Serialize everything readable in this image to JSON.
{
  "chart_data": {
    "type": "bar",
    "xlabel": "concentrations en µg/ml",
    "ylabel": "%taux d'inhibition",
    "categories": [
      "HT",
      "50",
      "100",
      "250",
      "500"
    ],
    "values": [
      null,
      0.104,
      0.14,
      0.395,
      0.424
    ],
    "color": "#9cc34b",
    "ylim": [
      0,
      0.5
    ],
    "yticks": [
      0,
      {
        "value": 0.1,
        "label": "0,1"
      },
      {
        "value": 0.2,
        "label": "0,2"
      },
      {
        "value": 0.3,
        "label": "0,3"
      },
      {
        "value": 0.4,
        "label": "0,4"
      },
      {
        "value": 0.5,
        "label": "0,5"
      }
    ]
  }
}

=-=-=-=-=

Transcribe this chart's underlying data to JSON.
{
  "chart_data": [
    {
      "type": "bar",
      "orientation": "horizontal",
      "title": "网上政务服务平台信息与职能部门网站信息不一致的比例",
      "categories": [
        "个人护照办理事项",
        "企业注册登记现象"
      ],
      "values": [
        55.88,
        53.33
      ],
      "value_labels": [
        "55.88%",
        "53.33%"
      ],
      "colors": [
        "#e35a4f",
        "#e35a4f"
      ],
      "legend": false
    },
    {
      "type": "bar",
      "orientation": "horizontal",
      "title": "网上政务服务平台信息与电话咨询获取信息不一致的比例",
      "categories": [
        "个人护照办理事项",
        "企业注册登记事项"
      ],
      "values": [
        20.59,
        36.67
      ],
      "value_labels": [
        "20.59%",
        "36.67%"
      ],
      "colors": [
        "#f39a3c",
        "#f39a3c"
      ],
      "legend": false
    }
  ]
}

=-=-=-=-=

- TASK: Check each line of the entries for the string "JSON". Copy the lines that have it.

- EXERCISE OUTPUT:
Serialize everything readable in this image to JSON.
Transcribe this chart's underlying data to JSON.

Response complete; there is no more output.